◆ **Task description**:
Pull out every line in the lines below that contains the string "Text" and copy each one in full.

_____

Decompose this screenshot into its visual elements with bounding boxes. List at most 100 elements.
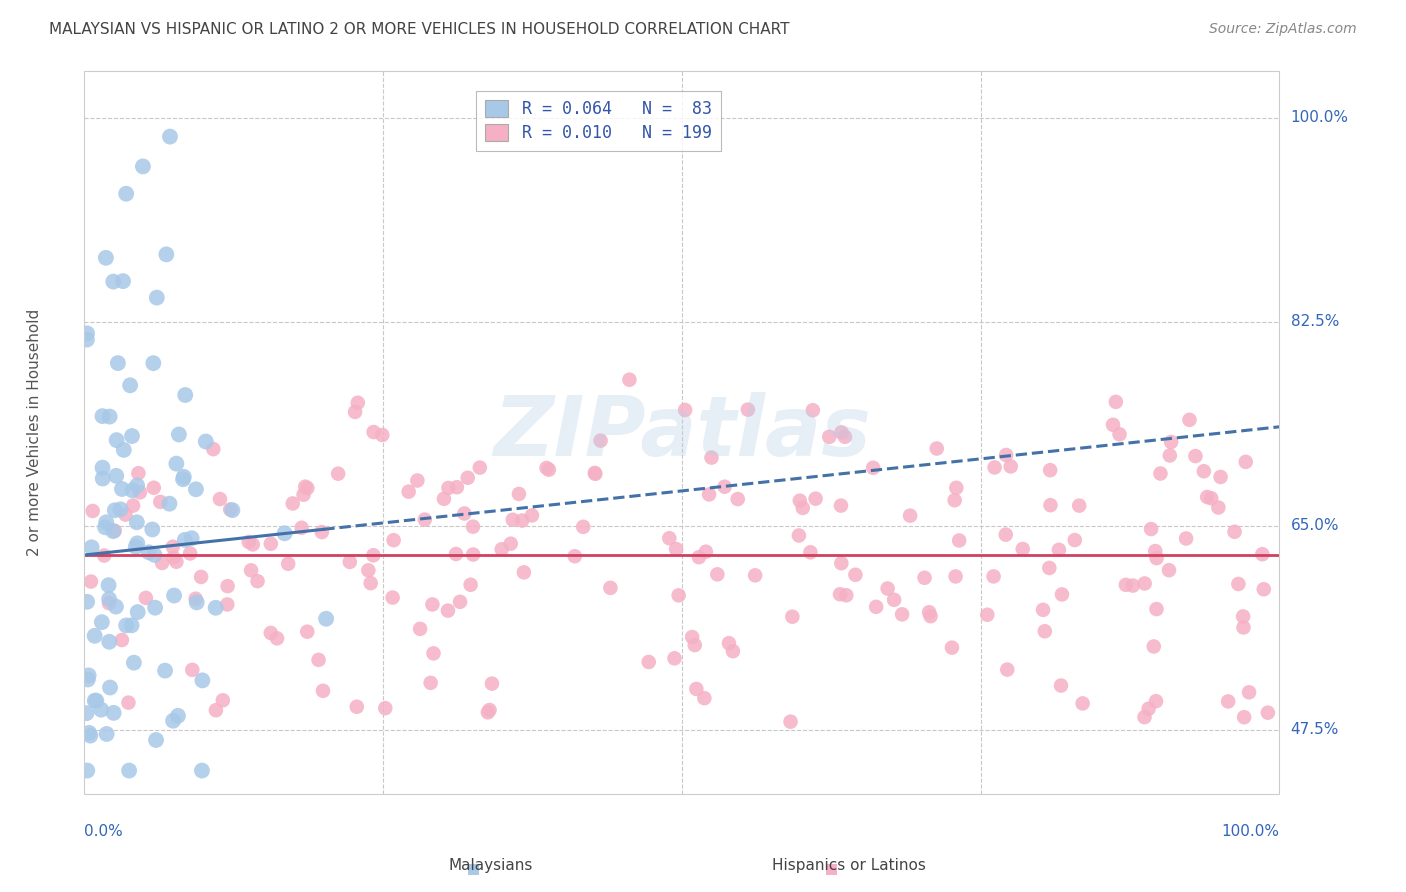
Point [346, 699, 368, 714]
Point [143, 600, 166, 615]
Point [143, 548, 166, 562]
Point [219, 502, 242, 516]
Point [111, 274, 134, 288]
Point [499, 537, 522, 551]
Point [76, 333, 98, 347]
Point [688, 550, 710, 565]
Point [1069, 499, 1091, 513]
Point [179, 546, 201, 560]
Point [1178, 413, 1201, 427]
Point [292, 488, 315, 502]
Point [346, 396, 368, 410]
Point [453, 507, 475, 521]
Point [172, 472, 194, 486]
Point [238, 535, 260, 549]
Point [363, 425, 385, 439]
Point [266, 632, 288, 646]
Point [844, 567, 866, 582]
Point [583, 467, 606, 481]
Point [97, 578, 120, 592]
Point [891, 607, 914, 622]
Point [1047, 542, 1070, 557]
Point [315, 612, 337, 626]
Point [122, 656, 145, 670]
Point [460, 578, 482, 592]
Point [876, 582, 898, 596]
Text: 2 or more Vehicles in Household: 2 or more Vehicles in Household [27, 309, 42, 557]
Point [422, 646, 444, 660]
Point [291, 521, 314, 535]
Point [398, 484, 420, 499]
Point [121, 429, 143, 443]
Point [1184, 449, 1206, 463]
Point [1143, 640, 1166, 654]
Point [142, 481, 165, 495]
Point [463, 548, 485, 562]
Point [737, 402, 759, 417]
Point [1149, 467, 1171, 481]
Point [110, 502, 132, 516]
Point [925, 442, 948, 456]
Point [98, 592, 121, 607]
Point [312, 683, 335, 698]
Point [132, 160, 155, 174]
Point [1157, 563, 1180, 577]
Text: Source: ZipAtlas.com: Source: ZipAtlas.com [1209, 22, 1357, 37]
Point [115, 186, 138, 201]
Point [685, 681, 707, 696]
Point [142, 356, 165, 370]
Point [1253, 582, 1275, 597]
Point [583, 466, 606, 480]
Point [658, 531, 681, 545]
Point [1108, 427, 1130, 442]
Point [103, 275, 125, 289]
Point [159, 129, 181, 144]
Point [77, 668, 100, 682]
Point [1038, 561, 1060, 575]
Point [1232, 620, 1254, 634]
Point [111, 633, 134, 648]
Point [834, 430, 856, 444]
Point [619, 373, 641, 387]
Point [339, 555, 361, 569]
Point [668, 588, 690, 602]
Point [792, 500, 814, 515]
Text: 100.0%: 100.0% [1222, 824, 1279, 839]
Point [1233, 710, 1256, 724]
Point [184, 591, 207, 606]
Point [93, 549, 115, 563]
Point [1208, 500, 1230, 515]
Point [883, 592, 905, 607]
Point [789, 493, 811, 508]
Point [104, 503, 127, 517]
Point [481, 676, 503, 690]
Text: 47.5%: 47.5% [1291, 723, 1339, 738]
Point [1175, 532, 1198, 546]
Point [208, 491, 231, 506]
Point [115, 618, 138, 632]
Point [167, 709, 190, 723]
Point [374, 701, 396, 715]
Point [138, 545, 160, 559]
Point [779, 714, 801, 729]
Point [513, 566, 536, 580]
Point [76, 673, 98, 687]
Point [173, 470, 195, 484]
Point [159, 497, 181, 511]
Point [80, 541, 103, 555]
Point [83, 629, 105, 643]
Point [104, 599, 127, 614]
Point [165, 457, 187, 471]
Point [409, 622, 432, 636]
Point [1144, 544, 1167, 558]
Point [221, 503, 243, 517]
Point [865, 599, 887, 614]
Point [744, 568, 766, 582]
Point [995, 448, 1018, 462]
Point [1146, 602, 1168, 616]
Point [491, 542, 513, 557]
Point [308, 653, 330, 667]
Point [1039, 463, 1062, 477]
Point [914, 571, 936, 585]
Point [128, 485, 150, 500]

_____

◆ **Finished exercise**:
Text: 2 or more Vehicles in Household: 2 or more Vehicles in Household [27, 309, 42, 557]
Text: Source: ZipAtlas.com: Source: ZipAtlas.com [1209, 22, 1357, 37]
Text: 100.0%: 100.0% [1222, 824, 1279, 839]
Text: 47.5%: 47.5% [1291, 723, 1339, 738]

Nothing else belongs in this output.